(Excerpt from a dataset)
┌──

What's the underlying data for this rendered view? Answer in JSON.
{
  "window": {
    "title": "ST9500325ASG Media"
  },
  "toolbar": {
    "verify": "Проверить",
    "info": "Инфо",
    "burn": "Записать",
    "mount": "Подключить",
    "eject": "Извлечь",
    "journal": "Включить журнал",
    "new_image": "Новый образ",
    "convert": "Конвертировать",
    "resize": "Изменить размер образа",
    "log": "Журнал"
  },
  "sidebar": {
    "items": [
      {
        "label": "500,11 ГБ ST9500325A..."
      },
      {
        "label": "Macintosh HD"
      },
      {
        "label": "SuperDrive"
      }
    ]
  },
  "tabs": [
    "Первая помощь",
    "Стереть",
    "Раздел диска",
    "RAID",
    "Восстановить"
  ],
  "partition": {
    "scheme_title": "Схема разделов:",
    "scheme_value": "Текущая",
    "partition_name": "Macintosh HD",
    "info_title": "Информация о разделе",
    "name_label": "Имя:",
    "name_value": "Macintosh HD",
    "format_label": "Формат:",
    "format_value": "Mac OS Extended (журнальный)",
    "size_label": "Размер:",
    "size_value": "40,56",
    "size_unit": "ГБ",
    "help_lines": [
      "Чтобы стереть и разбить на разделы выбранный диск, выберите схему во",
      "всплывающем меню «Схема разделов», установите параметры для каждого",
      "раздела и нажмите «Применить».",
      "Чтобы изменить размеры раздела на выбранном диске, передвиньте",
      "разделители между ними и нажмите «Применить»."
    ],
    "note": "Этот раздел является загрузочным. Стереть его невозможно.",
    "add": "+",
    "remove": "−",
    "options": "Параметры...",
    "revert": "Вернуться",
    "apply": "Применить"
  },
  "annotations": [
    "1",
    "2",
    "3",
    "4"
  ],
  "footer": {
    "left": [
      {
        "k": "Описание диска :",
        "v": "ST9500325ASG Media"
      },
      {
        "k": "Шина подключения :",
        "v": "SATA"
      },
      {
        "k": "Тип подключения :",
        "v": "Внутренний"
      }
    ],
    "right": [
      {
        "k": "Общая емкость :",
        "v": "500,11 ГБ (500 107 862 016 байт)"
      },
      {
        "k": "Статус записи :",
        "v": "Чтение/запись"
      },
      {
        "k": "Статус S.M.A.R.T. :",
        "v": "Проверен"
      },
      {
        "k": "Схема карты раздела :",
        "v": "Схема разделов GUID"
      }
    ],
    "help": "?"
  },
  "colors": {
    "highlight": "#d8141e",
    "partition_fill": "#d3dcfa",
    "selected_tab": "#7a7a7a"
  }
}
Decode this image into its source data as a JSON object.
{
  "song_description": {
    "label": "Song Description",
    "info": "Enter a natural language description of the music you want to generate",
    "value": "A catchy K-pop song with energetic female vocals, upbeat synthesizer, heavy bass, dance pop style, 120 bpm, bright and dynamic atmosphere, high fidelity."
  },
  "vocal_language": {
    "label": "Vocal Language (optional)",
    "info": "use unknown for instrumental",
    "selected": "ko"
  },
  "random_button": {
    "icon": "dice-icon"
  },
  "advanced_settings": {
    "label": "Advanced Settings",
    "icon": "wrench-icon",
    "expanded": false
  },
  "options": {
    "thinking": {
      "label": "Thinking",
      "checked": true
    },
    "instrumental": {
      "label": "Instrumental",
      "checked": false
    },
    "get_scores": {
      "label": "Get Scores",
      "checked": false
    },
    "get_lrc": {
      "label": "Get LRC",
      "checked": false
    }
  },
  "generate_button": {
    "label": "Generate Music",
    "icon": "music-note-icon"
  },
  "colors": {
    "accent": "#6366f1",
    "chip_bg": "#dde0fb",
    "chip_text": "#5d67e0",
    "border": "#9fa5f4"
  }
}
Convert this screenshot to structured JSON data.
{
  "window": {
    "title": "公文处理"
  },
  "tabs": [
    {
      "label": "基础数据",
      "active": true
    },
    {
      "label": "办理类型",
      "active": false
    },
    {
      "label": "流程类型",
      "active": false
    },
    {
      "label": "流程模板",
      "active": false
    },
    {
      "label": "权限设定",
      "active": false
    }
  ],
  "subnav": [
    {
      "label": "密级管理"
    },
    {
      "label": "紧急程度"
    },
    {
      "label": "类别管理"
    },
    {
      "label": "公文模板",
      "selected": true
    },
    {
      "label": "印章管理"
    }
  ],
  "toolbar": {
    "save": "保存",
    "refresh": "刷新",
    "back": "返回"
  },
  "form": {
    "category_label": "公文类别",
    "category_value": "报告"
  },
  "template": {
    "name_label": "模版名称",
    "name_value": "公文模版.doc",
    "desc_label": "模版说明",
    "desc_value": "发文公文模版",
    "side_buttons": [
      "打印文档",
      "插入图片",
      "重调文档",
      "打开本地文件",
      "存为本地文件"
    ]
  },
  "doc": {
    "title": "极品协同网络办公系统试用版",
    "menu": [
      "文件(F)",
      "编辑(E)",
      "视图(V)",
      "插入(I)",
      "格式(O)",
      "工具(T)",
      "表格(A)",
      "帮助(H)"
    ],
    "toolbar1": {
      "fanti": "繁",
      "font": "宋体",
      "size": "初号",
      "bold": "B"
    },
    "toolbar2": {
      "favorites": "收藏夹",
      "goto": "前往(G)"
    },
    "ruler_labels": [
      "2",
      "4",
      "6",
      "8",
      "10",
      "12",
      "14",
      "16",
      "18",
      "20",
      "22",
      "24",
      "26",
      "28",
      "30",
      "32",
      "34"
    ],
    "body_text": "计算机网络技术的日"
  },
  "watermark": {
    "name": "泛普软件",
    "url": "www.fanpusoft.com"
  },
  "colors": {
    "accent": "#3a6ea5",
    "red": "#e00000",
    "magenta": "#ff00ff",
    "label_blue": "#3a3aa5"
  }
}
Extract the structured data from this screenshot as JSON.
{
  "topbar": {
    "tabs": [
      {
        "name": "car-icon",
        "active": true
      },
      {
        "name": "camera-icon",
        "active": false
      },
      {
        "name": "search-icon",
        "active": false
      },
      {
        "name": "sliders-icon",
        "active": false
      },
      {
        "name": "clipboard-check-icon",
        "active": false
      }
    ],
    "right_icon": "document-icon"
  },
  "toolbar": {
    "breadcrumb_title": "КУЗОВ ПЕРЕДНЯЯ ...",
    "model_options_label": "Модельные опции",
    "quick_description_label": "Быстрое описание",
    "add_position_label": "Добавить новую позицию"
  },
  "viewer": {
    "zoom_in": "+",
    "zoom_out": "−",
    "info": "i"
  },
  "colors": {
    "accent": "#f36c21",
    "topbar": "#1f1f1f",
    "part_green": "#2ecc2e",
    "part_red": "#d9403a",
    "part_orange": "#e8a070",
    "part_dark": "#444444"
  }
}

└──

Task brief> Show all lines from the data above in which the word "Macintosh" appears.

Exercise answer>
        "label": "Macintosh HD"
    "partition_name": "Macintosh HD",
    "name_value": "Macintosh HD",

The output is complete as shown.